• [WHAT NEEDS TO BE DONE] Return the entries below in their exact form, leaving the pictures out.

[start of SUPPLIED ENTRIES]

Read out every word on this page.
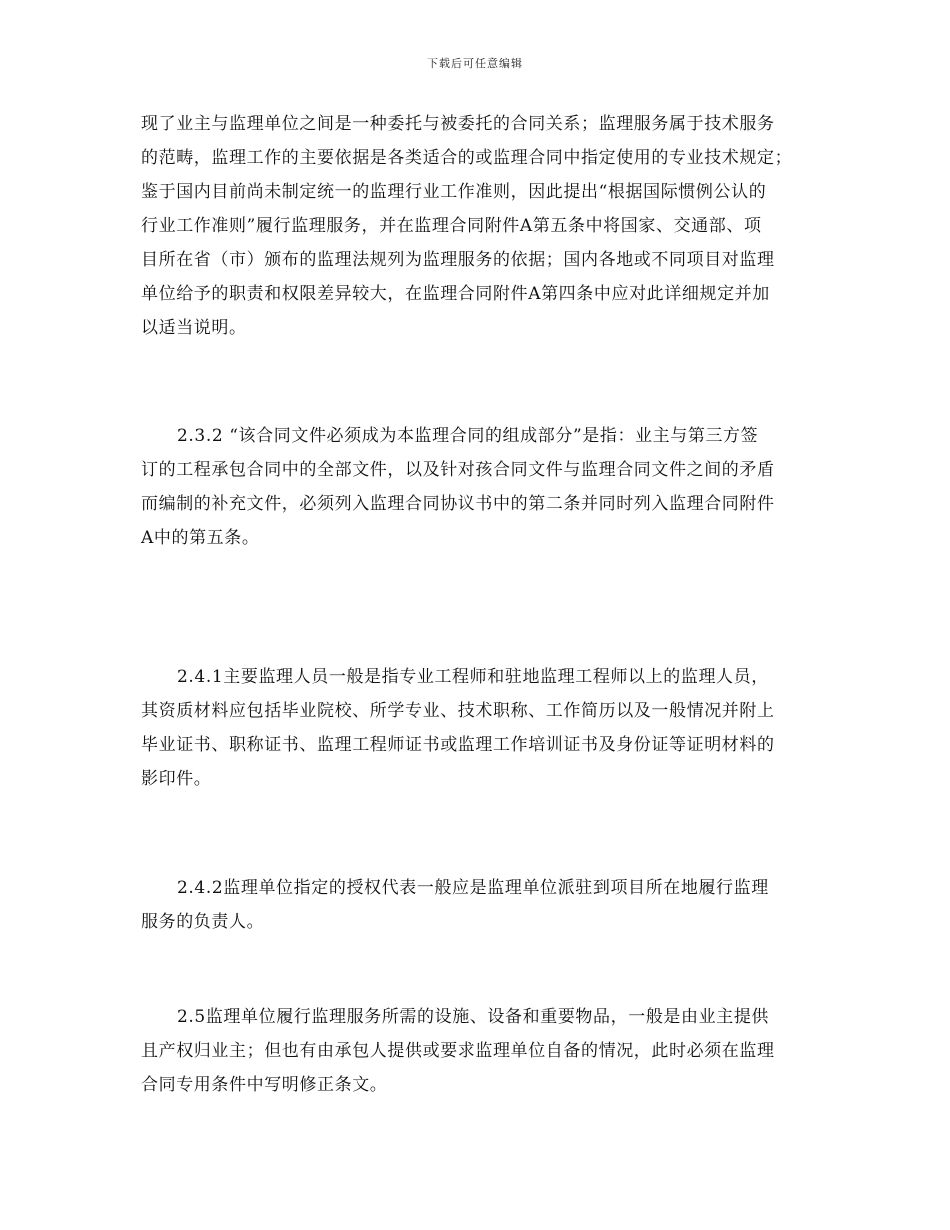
下载后可任意编辑
现了业主与监理单位之间是一种委托与被委托的合同关系；监理服务属于技术服务
的范畴，监理工作的主要依据是各类适合的或监理合同中指定使用的专业技术规定；
鉴于国内目前尚未制定统一的监理行业工作准则，因此提出“根据国际惯例公认的
行业工作准则”履行监理服务，并在监理合同附件A第五条中将国家、交通部、项
目所在省（市）颁布的监理法规列为监理服务的依据；国内各地或不同项目对监理
单位给予的职责和权限差异较大，在监理合同附件A第四条中应对此详细规定并加
以适当说明。
2.3.2 “该合同文件必须成为本监理合同的组成部分”是指：业主与第三方签
订的工程承包合同中的全部文件，以及针对孩合同文件与监理合同文件之间的矛盾
而编制的补充文件，必须列入监理合同协议书中的第二条并同时列入监理合同附件
A中的第五条。
2.4.1主要监理人员一般是指专业工程师和驻地监理工程师以上的监理人员，
其资质材料应包括毕业院校、所学专业、技术职称、工作简历以及一般情况并附上
毕业证书、职称证书、监理工程师证书或监理工作培训证书及身份证等证明材料的
影印件。
2.4.2监理单位指定的授权代表一般应是监理单位派驻到项目所在地履行监理
服务的负责人。
2.5监理单位履行监理服务所需的设施、设备和重要物品，一般是由业主提供
且产权归业主；但也有由承包人提供或要求监理单位自备的情况，此时必须在监理
合同专用条件中写明修正条文。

[end of SUPPLIED ENTRIES]

• [SOLUTION TO THIS PROBLEM]
Read out every word on this page.
下载后可任意编辑
现了业主与监理单位之间是一种委托与被委托的合同关系；监理服务属于技术服务
的范畴，监理工作的主要依据是各类适合的或监理合同中指定使用的专业技术规定；
鉴于国内目前尚未制定统一的监理行业工作准则，因此提出“根据国际惯例公认的
行业工作准则”履行监理服务，并在监理合同附件A第五条中将国家、交通部、项
目所在省（市）颁布的监理法规列为监理服务的依据；国内各地或不同项目对监理
单位给予的职责和权限差异较大，在监理合同附件A第四条中应对此详细规定并加
以适当说明。
2.3.2 “该合同文件必须成为本监理合同的组成部分”是指：业主与第三方签
订的工程承包合同中的全部文件，以及针对孩合同文件与监理合同文件之间的矛盾
而编制的补充文件，必须列入监理合同协议书中的第二条并同时列入监理合同附件
A中的第五条。
2.4.1主要监理人员一般是指专业工程师和驻地监理工程师以上的监理人员，
其资质材料应包括毕业院校、所学专业、技术职称、工作简历以及一般情况并附上
毕业证书、职称证书、监理工程师证书或监理工作培训证书及身份证等证明材料的
影印件。
2.4.2监理单位指定的授权代表一般应是监理单位派驻到项目所在地履行监理
服务的负责人。
2.5监理单位履行监理服务所需的设施、设备和重要物品，一般是由业主提供
且产权归业主；但也有由承包人提供或要求监理单位自备的情况，此时必须在监理
合同专用条件中写明修正条文。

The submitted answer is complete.